[Extracted records]

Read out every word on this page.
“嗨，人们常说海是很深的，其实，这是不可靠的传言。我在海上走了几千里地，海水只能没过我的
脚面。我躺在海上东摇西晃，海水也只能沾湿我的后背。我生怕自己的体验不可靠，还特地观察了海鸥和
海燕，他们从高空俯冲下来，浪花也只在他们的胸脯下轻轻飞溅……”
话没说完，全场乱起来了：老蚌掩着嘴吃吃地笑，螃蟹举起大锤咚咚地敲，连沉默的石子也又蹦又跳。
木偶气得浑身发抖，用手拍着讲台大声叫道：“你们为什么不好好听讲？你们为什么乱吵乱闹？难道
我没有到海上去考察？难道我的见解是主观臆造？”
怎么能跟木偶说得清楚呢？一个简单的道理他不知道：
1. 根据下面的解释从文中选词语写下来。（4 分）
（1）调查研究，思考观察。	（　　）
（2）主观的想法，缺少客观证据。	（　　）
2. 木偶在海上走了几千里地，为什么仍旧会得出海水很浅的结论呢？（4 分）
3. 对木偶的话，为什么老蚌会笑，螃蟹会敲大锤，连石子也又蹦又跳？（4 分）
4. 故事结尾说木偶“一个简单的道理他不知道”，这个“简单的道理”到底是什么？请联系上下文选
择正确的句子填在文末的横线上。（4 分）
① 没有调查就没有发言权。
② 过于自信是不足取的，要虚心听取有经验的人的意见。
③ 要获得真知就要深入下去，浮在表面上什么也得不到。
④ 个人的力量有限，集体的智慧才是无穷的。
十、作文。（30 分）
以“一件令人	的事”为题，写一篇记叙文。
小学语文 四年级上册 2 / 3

=== PROBLEM TO WORK ON ===
Across the data, tally the lines containing "一个简单的道理他不知道" and give back the number alone.

=== FINISHED ANSWER ===
2